Job: Reproduce the entries below verbatim, starting at their first line and ending with the line that contains "x-tick-label: Jun-06 [532, 866, 583, 879]". Include both of those lines and nothing after the second.

Material:
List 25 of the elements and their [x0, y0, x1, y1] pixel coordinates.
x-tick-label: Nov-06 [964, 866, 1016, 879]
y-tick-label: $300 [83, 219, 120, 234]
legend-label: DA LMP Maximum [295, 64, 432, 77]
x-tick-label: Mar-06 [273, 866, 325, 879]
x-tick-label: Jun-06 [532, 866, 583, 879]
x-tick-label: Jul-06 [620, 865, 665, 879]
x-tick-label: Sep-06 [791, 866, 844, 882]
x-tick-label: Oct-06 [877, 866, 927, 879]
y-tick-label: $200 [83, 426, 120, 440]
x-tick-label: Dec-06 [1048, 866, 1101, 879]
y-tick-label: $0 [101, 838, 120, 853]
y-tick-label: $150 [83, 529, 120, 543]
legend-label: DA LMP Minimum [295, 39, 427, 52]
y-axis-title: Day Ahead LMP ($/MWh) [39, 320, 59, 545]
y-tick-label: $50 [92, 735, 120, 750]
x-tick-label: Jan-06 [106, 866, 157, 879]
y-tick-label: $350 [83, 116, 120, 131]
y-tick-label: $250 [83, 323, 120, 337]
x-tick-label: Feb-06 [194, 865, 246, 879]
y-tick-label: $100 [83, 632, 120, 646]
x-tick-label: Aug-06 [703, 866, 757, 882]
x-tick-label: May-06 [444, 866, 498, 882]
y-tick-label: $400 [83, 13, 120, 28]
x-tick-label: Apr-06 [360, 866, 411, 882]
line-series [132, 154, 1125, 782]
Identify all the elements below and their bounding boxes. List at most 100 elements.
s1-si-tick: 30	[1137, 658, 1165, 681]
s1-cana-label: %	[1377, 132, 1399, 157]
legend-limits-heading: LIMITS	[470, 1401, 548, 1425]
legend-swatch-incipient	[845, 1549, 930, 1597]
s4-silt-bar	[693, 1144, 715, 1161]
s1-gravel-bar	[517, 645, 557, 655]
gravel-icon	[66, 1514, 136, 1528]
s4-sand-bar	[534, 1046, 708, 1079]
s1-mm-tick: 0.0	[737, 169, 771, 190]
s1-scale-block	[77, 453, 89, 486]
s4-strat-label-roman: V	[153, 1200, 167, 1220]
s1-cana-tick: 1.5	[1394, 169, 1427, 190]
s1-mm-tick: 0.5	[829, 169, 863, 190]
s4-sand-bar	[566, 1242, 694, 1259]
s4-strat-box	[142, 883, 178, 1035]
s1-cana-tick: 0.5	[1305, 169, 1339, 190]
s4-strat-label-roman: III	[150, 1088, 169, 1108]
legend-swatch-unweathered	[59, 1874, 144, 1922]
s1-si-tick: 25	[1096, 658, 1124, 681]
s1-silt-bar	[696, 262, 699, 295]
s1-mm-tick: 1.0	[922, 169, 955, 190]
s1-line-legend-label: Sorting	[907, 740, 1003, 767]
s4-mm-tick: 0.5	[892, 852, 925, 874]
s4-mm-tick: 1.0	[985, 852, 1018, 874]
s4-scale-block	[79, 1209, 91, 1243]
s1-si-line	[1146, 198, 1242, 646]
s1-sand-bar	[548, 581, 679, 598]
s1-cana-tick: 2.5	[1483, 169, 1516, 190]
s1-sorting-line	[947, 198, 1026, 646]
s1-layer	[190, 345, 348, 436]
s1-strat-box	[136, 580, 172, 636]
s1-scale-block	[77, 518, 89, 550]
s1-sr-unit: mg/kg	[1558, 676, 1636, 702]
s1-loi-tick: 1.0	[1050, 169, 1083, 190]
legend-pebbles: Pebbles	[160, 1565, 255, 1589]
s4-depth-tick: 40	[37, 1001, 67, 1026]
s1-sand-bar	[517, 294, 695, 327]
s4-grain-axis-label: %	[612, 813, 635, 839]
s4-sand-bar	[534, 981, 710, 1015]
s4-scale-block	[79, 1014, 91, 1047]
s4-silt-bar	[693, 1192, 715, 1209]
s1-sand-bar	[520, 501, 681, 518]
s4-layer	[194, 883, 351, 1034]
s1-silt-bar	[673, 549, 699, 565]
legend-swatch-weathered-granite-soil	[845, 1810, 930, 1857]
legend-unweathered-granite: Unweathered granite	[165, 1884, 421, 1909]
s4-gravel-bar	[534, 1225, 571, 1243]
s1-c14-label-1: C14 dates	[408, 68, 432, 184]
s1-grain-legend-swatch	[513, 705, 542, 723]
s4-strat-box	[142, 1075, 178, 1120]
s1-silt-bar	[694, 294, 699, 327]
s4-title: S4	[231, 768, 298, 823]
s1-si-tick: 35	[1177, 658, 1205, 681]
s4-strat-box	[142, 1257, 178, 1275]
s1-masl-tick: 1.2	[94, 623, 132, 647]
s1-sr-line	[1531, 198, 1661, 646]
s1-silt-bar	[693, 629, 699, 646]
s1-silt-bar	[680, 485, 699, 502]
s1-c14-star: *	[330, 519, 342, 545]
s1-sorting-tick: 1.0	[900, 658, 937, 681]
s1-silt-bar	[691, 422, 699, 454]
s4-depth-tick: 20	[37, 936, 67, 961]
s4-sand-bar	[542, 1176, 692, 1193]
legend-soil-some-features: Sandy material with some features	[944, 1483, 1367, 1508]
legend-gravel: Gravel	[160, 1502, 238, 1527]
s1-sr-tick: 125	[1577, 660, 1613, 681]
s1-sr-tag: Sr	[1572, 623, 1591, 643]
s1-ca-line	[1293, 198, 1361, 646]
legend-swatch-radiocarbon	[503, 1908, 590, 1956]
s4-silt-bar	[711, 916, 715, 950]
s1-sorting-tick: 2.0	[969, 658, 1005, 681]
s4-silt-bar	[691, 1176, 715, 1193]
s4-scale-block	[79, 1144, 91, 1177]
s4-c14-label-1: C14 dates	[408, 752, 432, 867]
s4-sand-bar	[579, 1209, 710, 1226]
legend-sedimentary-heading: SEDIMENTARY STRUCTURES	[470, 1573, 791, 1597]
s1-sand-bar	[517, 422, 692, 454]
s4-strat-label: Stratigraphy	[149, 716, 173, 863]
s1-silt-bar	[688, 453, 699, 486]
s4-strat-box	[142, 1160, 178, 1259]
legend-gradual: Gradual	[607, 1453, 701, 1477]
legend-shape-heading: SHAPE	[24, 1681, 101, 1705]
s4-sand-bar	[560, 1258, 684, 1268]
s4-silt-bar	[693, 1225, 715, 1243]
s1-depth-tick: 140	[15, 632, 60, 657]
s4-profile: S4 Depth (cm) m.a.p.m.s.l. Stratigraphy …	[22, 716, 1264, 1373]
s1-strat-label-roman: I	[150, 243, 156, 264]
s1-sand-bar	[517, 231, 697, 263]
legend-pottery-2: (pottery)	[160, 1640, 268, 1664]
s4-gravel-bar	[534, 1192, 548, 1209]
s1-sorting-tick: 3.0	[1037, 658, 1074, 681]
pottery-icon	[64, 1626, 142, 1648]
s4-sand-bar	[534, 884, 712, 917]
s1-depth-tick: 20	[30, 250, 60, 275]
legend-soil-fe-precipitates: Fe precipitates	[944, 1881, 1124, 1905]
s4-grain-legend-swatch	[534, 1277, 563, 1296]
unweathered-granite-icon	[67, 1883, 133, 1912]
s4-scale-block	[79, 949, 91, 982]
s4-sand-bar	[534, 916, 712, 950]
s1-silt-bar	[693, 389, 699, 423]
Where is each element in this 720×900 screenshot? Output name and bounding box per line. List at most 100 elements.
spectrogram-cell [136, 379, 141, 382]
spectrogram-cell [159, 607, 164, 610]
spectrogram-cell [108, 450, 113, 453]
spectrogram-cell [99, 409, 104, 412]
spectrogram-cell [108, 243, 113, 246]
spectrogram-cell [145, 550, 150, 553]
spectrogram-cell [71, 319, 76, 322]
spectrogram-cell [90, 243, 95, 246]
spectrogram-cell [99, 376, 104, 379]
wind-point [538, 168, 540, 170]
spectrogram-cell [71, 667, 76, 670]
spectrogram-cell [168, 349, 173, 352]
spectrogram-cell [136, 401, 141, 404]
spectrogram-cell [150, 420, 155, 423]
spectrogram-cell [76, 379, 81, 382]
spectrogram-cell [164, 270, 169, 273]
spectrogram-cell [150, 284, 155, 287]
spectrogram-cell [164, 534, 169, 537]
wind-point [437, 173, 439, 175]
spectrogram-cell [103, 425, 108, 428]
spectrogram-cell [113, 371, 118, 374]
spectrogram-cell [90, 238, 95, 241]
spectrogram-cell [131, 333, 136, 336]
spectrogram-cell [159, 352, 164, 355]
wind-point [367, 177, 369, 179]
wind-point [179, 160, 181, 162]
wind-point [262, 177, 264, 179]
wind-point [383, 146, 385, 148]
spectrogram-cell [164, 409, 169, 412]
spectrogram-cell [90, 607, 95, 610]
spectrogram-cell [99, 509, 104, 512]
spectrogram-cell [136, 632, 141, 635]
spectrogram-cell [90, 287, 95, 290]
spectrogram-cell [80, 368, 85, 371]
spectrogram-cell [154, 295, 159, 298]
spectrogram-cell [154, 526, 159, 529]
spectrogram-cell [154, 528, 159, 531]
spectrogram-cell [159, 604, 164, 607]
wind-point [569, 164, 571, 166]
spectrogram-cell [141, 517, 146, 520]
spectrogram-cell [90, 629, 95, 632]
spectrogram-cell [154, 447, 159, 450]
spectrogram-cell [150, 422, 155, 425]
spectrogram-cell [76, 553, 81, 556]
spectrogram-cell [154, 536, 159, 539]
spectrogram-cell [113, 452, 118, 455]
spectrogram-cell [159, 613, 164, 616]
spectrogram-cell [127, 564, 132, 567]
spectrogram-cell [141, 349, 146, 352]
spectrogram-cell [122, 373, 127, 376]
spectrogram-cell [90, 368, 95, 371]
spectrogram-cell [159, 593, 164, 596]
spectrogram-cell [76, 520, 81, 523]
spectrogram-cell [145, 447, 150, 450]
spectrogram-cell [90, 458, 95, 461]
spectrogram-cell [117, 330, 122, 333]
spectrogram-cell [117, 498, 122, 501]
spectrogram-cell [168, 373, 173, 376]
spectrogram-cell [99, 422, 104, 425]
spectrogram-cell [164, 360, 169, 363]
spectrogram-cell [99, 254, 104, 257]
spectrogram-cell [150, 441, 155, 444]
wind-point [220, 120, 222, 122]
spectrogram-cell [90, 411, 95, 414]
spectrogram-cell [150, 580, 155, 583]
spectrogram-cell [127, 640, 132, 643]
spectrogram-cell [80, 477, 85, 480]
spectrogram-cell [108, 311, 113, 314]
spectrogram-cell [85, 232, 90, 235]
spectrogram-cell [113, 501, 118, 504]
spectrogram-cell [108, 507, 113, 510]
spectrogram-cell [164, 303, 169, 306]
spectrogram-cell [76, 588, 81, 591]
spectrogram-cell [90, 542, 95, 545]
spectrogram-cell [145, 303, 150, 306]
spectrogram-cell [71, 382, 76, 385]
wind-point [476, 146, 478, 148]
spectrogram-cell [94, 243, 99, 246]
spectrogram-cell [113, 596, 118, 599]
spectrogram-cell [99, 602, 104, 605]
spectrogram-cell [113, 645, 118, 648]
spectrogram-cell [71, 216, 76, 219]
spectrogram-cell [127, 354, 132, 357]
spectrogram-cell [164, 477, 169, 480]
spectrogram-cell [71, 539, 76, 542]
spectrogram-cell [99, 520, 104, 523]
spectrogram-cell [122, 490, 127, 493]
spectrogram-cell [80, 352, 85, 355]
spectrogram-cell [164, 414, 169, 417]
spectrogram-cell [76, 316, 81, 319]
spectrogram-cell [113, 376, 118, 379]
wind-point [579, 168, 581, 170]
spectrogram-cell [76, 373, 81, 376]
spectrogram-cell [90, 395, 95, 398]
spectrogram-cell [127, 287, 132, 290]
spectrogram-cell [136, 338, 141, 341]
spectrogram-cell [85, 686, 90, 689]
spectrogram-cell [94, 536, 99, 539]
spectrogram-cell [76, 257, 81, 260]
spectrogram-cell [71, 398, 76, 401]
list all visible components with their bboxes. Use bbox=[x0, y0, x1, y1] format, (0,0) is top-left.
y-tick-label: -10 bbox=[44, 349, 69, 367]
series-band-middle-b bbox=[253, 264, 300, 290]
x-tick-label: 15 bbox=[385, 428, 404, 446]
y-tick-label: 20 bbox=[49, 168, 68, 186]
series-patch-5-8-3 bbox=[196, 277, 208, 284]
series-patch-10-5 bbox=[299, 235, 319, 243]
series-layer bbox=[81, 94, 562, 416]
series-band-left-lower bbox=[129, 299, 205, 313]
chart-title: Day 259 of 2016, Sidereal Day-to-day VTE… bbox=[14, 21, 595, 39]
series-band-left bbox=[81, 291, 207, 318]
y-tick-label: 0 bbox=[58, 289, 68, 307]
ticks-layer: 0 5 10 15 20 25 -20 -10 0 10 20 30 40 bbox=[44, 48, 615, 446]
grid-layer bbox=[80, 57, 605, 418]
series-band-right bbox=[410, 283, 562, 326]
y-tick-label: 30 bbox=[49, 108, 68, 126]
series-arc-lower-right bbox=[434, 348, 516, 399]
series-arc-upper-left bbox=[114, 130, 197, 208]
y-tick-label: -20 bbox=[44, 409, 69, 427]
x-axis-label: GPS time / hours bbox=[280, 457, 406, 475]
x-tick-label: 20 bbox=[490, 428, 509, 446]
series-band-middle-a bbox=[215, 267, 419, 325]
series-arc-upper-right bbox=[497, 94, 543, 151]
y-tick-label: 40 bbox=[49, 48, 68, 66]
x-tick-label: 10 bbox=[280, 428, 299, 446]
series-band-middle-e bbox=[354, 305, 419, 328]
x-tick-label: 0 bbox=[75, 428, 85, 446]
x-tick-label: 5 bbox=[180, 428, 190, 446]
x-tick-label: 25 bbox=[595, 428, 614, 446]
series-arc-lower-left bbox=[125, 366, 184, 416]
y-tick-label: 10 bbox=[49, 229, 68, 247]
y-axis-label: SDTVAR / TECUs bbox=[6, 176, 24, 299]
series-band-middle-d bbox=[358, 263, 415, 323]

Final result:
List 25 of the elements and their [x0, y0, x1, y1] pixel coordinates.
x-tick-label: Nov-06 [964, 866, 1016, 879]
y-tick-label: $300 [83, 219, 120, 234]
legend-label: DA LMP Maximum [295, 64, 432, 77]
x-tick-label: Mar-06 [273, 866, 325, 879]
x-tick-label: Jun-06 [532, 866, 583, 879]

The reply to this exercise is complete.